### Your objective
Extract the full set of records that follows, word for word.

### Input rows
□ □ □

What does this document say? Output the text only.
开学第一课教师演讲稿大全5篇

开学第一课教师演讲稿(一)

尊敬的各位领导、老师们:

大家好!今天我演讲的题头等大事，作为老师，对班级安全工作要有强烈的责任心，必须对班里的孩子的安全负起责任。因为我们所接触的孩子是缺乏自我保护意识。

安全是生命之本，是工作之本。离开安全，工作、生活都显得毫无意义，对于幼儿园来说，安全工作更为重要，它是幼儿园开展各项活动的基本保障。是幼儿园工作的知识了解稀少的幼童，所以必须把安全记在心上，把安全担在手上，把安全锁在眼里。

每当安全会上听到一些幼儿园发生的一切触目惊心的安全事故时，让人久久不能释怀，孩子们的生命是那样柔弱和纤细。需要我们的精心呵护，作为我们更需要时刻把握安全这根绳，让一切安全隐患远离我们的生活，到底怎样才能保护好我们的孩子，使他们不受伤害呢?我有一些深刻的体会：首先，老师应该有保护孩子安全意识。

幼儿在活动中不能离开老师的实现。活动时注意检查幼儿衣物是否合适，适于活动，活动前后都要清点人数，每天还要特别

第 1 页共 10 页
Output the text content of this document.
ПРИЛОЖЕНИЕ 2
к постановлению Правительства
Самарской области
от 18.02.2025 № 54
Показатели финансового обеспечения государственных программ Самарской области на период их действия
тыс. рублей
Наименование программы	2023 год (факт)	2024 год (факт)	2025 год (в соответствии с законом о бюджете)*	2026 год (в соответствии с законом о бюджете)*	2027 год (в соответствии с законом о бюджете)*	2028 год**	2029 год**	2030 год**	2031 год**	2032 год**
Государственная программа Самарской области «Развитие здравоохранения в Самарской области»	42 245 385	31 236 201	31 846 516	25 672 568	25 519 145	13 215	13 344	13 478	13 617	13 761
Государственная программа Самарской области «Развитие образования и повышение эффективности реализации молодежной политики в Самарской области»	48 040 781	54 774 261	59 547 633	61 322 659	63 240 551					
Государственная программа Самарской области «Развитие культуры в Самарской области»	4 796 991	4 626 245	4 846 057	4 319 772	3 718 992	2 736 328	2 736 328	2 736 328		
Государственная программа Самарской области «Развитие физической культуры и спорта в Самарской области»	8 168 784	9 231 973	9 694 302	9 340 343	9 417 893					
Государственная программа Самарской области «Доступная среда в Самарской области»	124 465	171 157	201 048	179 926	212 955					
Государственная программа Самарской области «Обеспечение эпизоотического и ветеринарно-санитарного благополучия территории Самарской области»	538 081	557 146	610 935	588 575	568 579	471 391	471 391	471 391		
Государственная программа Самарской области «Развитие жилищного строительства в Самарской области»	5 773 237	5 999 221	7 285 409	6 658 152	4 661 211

□ □ □

### Solution to the problem
What does this document say? Output the text only.
开学第一课教师演讲稿大全5篇

开学第一课教师演讲稿(一)

尊敬的各位领导、老师们:

大家好!今天我演讲的题头等大事，作为老师，对班级安全工作要有强烈的责任心，必须对班里的孩子的安全负起责任。因为我们所接触的孩子是缺乏自我保护意识。

安全是生命之本，是工作之本。离开安全，工作、生活都显得毫无意义，对于幼儿园来说，安全工作更为重要，它是幼儿园开展各项活动的基本保障。是幼儿园工作的知识了解稀少的幼童，所以必须把安全记在心上，把安全担在手上，把安全锁在眼里。

每当安全会上听到一些幼儿园发生的一切触目惊心的安全事故时，让人久久不能释怀，孩子们的生命是那样柔弱和纤细。需要我们的精心呵护，作为我们更需要时刻把握安全这根绳，让一切安全隐患远离我们的生活，到底怎样才能保护好我们的孩子，使他们不受伤害呢?我有一些深刻的体会：首先，老师应该有保护孩子安全意识。

幼儿在活动中不能离开老师的实现。活动时注意检查幼儿衣物是否合适，适于活动，活动前后都要清点人数，每天还要特别

第 1 页共 10 页
Output the text content of this document.
ПРИЛОЖЕНИЕ 2
к постановлению Правительства
Самарской области
от 18.02.2025 № 54
Показатели финансового обеспечения государственных программ Самарской области на период их действия
тыс. рублей
Наименование программы	2023 год (факт)	2024 год (факт)	2025 год (в соответствии с законом о бюджете)*	2026 год (в соответствии с законом о бюджете)*	2027 год (в соответствии с законом о бюджете)*	2028 год**	2029 год**	2030 год**	2031 год**	2032 год**
Государственная программа Самарской области «Развитие здравоохранения в Самарской области»	42 245 385	31 236 201	31 846 516	25 672 568	25 519 145	13 215	13 344	13 478	13 617	13 761
Государственная программа Самарской области «Развитие образования и повышение эффективности реализации молодежной политики в Самарской области»	48 040 781	54 774 261	59 547 633	61 322 659	63 240 551					
Государственная программа Самарской области «Развитие культуры в Самарской области»	4 796 991	4 626 245	4 846 057	4 319 772	3 718 992	2 736 328	2 736 328	2 736 328		
Государственная программа Самарской области «Развитие физической культуры и спорта в Самарской области»	8 168 784	9 231 973	9 694 302	9 340 343	9 417 893					
Государственная программа Самарской области «Доступная среда в Самарской области»	124 465	171 157	201 048	179 926	212 955					
Государственная программа Самарской области «Обеспечение эпизоотического и ветеринарно-санитарного благополучия территории Самарской области»	538 081	557 146	610 935	588 575	568 579	471 391	471 391	471 391		
Государственная программа Самарской области «Развитие жилищного строительства в Самарской области»	5 773 237	5 999 221	7 285 409	6 658 152	4 661 211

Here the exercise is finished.